_Your goal:_ Reproduce every record below exactly as written, leaving out any pictures.

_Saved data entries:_
####

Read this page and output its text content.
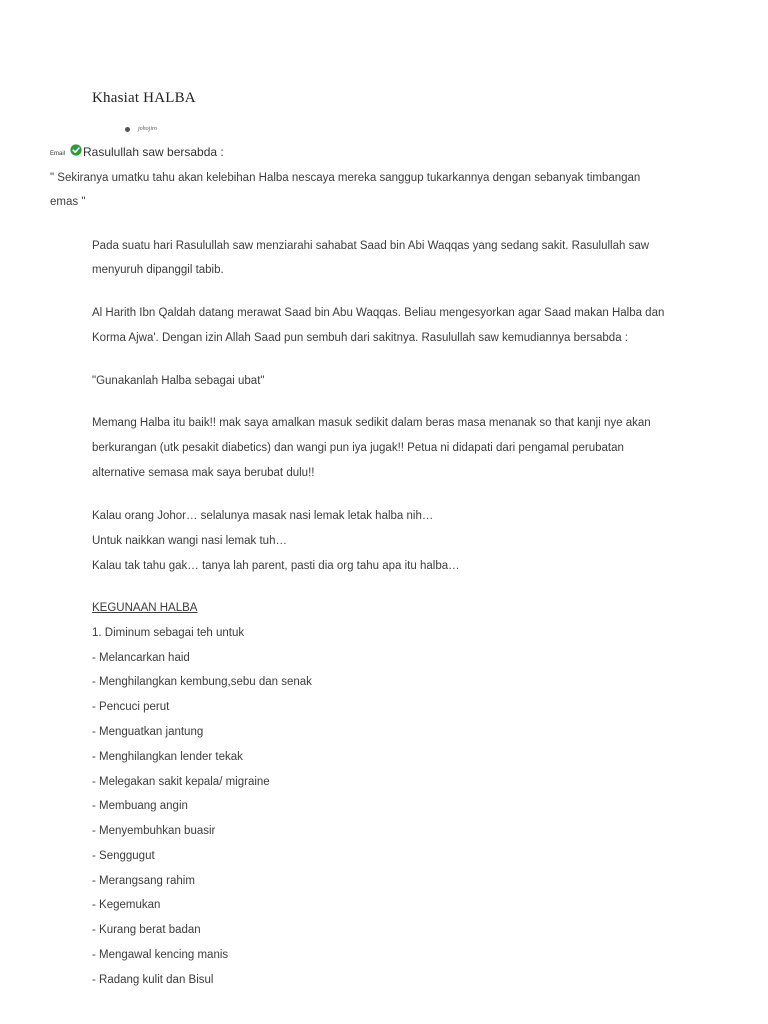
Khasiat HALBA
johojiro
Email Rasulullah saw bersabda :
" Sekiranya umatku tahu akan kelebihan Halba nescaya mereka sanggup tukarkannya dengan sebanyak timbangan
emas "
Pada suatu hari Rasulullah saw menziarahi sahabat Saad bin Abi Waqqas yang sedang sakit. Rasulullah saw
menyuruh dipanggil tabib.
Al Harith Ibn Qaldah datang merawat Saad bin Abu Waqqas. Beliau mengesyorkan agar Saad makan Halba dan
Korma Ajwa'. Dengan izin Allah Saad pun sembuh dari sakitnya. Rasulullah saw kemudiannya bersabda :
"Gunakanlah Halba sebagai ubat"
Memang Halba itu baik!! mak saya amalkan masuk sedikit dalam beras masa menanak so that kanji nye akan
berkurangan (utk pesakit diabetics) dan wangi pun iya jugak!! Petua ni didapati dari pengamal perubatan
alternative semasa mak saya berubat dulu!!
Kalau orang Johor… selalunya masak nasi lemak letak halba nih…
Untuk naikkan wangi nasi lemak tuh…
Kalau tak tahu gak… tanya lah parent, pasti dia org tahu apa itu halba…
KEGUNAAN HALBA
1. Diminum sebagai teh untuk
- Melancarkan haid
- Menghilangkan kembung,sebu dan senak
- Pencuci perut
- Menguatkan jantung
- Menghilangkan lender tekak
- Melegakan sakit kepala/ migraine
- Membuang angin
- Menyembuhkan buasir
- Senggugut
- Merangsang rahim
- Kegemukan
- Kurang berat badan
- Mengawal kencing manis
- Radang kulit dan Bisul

####

_Correct result:_
Read this page and output its text content.
Khasiat HALBA
johojiro
Email Rasulullah saw bersabda :
" Sekiranya umatku tahu akan kelebihan Halba nescaya mereka sanggup tukarkannya dengan sebanyak timbangan
emas "
Pada suatu hari Rasulullah saw menziarahi sahabat Saad bin Abi Waqqas yang sedang sakit. Rasulullah saw
menyuruh dipanggil tabib.
Al Harith Ibn Qaldah datang merawat Saad bin Abu Waqqas. Beliau mengesyorkan agar Saad makan Halba dan
Korma Ajwa'. Dengan izin Allah Saad pun sembuh dari sakitnya. Rasulullah saw kemudiannya bersabda :
"Gunakanlah Halba sebagai ubat"
Memang Halba itu baik!! mak saya amalkan masuk sedikit dalam beras masa menanak so that kanji nye akan
berkurangan (utk pesakit diabetics) dan wangi pun iya jugak!! Petua ni didapati dari pengamal perubatan
alternative semasa mak saya berubat dulu!!
Kalau orang Johor… selalunya masak nasi lemak letak halba nih…
Untuk naikkan wangi nasi lemak tuh…
Kalau tak tahu gak… tanya lah parent, pasti dia org tahu apa itu halba…
KEGUNAAN HALBA
1. Diminum sebagai teh untuk
- Melancarkan haid
- Menghilangkan kembung,sebu dan senak
- Pencuci perut
- Menguatkan jantung
- Menghilangkan lender tekak
- Melegakan sakit kepala/ migraine
- Membuang angin
- Menyembuhkan buasir
- Senggugut
- Merangsang rahim
- Kegemukan
- Kurang berat badan
- Mengawal kencing manis
- Radang kulit dan Bisul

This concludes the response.